# [TO BE DONE]
Copy out all lines that carry the word "name".

# [DATA SHOWN]
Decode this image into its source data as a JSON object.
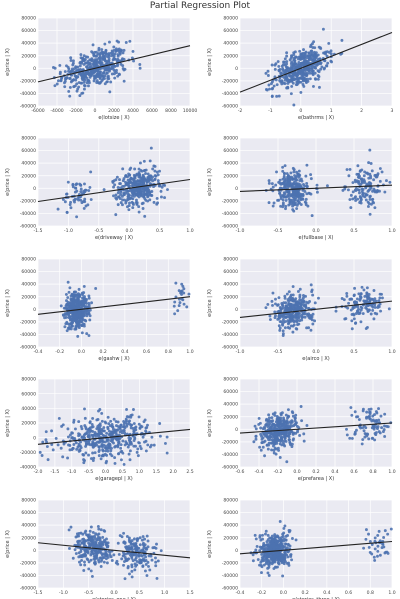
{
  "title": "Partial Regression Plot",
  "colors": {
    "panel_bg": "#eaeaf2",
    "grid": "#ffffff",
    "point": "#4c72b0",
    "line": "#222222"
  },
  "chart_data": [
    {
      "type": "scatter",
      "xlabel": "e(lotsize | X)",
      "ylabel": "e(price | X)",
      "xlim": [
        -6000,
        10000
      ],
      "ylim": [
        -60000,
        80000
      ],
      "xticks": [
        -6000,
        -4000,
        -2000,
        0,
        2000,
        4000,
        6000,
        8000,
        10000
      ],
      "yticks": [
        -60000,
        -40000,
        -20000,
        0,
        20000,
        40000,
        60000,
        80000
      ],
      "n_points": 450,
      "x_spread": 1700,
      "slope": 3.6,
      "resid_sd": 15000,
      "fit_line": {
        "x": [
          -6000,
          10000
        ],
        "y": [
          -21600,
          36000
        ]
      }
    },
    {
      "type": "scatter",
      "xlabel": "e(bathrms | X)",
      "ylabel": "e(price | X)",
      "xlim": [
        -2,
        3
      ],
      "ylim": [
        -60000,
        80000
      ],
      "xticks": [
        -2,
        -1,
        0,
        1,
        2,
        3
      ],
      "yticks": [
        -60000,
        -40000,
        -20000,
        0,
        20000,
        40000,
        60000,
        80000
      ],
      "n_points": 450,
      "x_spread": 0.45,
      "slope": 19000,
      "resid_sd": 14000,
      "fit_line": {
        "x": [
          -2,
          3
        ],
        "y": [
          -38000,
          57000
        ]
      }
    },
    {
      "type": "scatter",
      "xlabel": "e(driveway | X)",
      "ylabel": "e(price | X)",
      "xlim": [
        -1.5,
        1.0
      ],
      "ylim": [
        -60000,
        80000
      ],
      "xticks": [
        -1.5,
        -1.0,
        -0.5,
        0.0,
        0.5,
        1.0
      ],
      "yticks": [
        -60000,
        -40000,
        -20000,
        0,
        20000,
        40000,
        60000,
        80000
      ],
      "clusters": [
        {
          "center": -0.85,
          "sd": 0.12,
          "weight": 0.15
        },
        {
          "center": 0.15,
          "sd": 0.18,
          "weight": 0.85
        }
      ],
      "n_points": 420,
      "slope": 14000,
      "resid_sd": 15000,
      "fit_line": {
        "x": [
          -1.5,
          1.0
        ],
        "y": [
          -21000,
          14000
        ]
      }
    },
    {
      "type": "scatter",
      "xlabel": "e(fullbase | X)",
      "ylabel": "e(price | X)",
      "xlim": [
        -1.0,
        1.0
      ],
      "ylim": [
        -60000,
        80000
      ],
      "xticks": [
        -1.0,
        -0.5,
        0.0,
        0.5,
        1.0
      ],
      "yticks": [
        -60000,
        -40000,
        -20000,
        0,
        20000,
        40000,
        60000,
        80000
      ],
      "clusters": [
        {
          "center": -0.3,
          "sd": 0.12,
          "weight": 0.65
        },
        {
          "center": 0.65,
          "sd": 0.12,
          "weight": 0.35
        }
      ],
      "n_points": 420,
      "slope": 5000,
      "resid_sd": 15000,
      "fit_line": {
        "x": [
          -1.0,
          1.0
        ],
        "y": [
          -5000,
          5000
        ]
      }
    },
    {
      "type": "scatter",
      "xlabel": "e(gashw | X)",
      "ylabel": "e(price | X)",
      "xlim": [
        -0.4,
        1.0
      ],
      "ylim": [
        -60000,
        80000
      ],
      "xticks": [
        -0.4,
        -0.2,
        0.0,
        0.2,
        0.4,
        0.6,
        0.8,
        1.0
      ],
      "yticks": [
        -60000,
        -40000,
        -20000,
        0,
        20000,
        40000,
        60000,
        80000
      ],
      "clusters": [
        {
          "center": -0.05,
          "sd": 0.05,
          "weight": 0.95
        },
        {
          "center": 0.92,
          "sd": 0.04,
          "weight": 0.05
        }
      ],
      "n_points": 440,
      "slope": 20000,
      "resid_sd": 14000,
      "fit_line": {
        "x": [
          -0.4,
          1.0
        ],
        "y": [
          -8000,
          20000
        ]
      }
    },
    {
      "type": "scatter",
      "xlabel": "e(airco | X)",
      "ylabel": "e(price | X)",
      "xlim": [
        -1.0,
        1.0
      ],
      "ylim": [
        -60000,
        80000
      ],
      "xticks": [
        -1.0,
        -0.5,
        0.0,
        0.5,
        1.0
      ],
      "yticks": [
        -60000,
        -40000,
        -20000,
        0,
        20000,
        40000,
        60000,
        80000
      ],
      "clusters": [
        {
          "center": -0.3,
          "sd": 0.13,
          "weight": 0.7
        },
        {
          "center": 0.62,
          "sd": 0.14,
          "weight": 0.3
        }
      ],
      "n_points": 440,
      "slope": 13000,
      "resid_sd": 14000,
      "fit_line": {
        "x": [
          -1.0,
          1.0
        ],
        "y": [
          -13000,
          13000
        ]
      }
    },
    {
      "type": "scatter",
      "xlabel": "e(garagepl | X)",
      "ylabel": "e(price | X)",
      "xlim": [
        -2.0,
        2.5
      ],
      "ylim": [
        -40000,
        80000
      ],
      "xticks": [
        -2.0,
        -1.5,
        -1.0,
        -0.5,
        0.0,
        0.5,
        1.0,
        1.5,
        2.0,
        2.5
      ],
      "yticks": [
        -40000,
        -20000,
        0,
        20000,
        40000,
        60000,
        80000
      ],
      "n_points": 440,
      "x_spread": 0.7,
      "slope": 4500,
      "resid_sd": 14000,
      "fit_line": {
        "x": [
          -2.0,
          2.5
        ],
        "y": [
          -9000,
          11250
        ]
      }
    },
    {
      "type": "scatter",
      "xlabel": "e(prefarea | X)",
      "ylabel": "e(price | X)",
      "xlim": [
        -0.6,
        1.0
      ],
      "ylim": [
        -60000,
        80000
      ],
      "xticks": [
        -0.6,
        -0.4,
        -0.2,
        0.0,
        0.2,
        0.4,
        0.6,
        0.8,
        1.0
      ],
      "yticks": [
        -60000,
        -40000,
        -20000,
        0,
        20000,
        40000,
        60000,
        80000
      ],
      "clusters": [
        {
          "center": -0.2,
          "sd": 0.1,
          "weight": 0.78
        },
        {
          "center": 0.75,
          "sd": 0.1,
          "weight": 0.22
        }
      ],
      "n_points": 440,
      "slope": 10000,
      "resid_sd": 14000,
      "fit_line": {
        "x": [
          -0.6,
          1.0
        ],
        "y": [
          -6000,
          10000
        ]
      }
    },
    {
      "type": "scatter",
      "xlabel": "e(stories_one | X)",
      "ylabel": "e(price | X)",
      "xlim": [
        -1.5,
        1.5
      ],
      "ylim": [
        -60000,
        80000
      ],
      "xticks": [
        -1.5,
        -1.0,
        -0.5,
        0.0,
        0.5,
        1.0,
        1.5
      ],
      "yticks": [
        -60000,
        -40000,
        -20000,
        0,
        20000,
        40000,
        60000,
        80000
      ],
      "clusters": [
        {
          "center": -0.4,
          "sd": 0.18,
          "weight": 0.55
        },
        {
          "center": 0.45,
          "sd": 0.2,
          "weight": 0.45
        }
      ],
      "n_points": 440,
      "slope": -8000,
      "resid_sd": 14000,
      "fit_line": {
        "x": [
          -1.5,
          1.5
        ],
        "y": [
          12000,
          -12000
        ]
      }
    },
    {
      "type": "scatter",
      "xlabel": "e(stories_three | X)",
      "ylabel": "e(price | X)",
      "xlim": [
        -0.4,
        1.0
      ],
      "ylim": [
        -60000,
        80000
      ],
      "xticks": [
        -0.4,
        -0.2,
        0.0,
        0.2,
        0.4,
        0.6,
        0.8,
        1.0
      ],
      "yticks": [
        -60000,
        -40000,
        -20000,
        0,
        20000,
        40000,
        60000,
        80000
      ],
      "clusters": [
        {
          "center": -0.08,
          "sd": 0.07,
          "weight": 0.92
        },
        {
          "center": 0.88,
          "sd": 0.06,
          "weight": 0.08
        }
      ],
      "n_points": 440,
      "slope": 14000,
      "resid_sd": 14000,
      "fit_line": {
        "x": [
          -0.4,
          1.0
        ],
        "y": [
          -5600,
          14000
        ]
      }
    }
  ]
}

==

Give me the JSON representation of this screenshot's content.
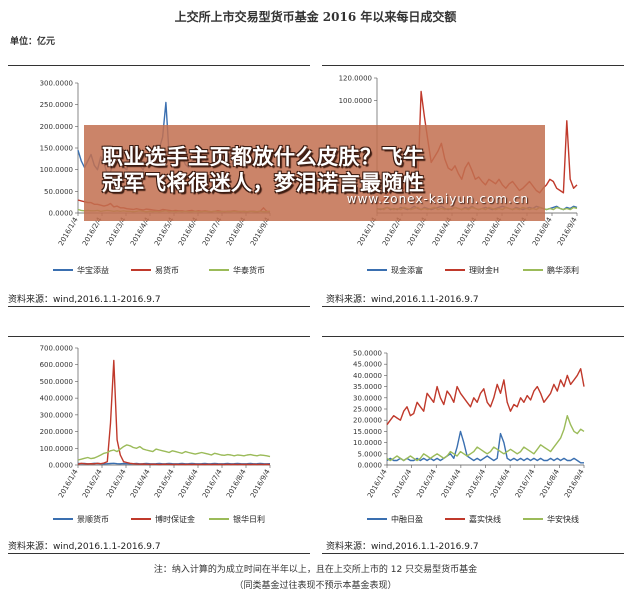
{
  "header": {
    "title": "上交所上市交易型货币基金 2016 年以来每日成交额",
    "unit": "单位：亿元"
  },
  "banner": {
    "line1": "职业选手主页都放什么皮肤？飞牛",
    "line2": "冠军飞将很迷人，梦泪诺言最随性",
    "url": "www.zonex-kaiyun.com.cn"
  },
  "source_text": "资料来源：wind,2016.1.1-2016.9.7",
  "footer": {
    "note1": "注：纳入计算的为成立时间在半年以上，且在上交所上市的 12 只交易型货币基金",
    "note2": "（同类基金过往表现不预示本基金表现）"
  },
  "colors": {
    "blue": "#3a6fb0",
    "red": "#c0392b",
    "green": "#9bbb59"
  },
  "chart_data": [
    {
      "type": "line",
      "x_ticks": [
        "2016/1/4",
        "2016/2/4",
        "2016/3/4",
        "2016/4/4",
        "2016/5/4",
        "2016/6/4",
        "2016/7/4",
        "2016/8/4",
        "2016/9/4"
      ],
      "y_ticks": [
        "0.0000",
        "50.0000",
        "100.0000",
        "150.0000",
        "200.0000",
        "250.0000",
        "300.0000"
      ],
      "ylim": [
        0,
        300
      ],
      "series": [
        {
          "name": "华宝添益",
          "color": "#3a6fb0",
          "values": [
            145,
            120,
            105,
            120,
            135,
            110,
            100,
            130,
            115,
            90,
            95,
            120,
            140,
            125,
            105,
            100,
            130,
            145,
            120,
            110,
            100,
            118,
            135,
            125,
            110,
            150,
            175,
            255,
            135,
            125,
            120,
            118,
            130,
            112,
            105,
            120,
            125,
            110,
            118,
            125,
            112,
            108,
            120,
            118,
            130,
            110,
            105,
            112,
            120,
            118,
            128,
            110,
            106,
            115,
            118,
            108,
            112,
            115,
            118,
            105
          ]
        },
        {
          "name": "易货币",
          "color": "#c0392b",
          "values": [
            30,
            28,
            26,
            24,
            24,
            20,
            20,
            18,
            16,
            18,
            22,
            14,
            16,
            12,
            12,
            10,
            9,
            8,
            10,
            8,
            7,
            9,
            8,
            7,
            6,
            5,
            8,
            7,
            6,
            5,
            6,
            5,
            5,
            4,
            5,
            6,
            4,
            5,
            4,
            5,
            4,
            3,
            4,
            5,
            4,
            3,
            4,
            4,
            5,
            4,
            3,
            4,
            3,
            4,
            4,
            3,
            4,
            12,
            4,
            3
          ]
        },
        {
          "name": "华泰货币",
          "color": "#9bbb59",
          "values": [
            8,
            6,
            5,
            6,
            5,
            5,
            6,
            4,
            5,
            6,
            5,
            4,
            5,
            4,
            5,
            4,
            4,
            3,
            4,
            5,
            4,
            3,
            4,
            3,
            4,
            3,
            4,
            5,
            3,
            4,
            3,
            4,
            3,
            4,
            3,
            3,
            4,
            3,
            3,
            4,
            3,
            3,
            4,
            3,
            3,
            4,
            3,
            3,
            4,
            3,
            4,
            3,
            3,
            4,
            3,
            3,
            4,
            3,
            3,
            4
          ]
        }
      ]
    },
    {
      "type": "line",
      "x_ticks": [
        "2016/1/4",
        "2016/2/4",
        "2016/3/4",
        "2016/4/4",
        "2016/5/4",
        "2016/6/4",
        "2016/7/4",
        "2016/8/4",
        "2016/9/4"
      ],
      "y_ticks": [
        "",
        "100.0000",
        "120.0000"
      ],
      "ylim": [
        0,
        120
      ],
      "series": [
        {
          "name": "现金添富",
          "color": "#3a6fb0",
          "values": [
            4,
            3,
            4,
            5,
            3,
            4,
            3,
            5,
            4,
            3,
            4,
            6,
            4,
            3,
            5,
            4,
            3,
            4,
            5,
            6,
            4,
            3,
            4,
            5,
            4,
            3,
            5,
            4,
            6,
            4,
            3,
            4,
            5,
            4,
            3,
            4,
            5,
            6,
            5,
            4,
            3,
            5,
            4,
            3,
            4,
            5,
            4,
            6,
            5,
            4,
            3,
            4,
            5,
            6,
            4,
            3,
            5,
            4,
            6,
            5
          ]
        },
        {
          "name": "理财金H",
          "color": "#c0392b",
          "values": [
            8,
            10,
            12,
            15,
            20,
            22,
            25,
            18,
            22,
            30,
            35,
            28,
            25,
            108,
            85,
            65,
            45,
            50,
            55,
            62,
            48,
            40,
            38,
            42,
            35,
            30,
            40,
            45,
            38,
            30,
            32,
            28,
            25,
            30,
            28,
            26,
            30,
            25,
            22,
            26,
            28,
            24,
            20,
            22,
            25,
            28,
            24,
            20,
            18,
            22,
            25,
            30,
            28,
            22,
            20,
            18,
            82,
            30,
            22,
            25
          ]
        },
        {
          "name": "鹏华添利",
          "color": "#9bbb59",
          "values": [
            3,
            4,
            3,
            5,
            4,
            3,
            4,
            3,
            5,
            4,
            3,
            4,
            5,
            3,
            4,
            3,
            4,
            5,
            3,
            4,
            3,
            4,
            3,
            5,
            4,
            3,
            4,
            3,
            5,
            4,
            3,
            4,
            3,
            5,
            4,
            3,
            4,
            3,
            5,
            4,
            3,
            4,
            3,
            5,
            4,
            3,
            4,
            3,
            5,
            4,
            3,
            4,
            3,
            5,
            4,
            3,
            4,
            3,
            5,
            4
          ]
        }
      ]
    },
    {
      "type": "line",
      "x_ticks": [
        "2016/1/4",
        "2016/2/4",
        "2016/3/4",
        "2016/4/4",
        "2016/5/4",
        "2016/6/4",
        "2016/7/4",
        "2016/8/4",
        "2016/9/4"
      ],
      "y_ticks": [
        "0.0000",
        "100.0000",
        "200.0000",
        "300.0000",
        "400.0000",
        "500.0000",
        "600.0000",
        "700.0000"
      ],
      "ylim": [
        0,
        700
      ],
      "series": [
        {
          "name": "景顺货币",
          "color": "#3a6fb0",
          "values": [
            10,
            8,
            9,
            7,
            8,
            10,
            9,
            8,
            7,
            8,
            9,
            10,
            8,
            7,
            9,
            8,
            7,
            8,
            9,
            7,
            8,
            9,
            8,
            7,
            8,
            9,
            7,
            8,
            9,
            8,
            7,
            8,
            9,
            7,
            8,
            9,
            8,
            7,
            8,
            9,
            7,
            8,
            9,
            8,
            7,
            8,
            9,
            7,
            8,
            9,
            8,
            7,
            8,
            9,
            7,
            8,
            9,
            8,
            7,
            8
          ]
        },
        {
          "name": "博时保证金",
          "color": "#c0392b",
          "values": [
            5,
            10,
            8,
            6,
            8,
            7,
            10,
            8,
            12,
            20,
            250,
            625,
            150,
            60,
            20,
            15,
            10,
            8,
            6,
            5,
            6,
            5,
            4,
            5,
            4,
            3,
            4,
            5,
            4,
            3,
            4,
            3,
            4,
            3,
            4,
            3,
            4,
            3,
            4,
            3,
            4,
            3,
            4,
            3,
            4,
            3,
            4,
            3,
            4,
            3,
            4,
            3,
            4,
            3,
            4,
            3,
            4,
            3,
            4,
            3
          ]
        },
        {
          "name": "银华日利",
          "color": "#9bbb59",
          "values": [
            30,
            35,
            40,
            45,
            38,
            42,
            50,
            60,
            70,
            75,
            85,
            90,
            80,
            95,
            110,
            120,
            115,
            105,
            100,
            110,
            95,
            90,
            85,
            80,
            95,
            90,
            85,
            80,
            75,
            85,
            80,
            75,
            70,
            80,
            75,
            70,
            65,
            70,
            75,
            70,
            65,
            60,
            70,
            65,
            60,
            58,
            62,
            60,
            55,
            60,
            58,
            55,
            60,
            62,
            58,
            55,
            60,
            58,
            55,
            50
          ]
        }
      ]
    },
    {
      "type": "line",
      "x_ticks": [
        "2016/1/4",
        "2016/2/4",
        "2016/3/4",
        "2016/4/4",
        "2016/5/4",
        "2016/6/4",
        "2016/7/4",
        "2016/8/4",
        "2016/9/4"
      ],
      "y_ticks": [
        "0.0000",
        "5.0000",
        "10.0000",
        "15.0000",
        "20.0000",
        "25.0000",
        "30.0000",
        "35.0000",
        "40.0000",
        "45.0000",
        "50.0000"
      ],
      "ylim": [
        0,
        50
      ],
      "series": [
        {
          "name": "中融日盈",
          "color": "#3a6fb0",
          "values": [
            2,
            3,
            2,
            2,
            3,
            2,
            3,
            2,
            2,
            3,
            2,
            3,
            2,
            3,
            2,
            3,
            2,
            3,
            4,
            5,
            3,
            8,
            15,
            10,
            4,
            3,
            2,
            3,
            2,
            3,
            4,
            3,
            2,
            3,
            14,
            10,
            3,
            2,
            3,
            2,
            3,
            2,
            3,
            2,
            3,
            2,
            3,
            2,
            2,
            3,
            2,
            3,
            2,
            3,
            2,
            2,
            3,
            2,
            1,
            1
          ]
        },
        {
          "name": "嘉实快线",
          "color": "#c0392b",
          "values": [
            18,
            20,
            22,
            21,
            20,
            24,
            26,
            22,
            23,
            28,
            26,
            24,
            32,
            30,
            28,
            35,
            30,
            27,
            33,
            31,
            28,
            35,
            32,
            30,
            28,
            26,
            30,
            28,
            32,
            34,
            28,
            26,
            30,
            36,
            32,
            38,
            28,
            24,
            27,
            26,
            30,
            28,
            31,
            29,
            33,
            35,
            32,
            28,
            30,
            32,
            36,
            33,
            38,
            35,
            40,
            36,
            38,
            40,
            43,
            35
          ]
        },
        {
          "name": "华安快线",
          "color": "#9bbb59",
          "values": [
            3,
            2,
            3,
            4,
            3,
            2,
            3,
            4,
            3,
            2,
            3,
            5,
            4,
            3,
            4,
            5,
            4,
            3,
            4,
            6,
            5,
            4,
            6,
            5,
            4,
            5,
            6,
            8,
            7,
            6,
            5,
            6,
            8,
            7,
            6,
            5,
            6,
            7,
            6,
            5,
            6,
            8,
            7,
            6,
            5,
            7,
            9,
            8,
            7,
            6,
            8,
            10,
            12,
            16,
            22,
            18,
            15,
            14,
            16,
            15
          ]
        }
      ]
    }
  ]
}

# [TASK RESULT]
          "name": "华宝添益",
          "name": "易货币",
          "name": "华泰货币",
          "name": "现金添富",
          "name": "理财金H",
          "name": "鹏华添利",
          "name": "景顺货币",
          "name": "博时保证金",
          "name": "银华日利",
          "name": "中融日盈",
          "name": "嘉实快线",
          "name": "华安快线",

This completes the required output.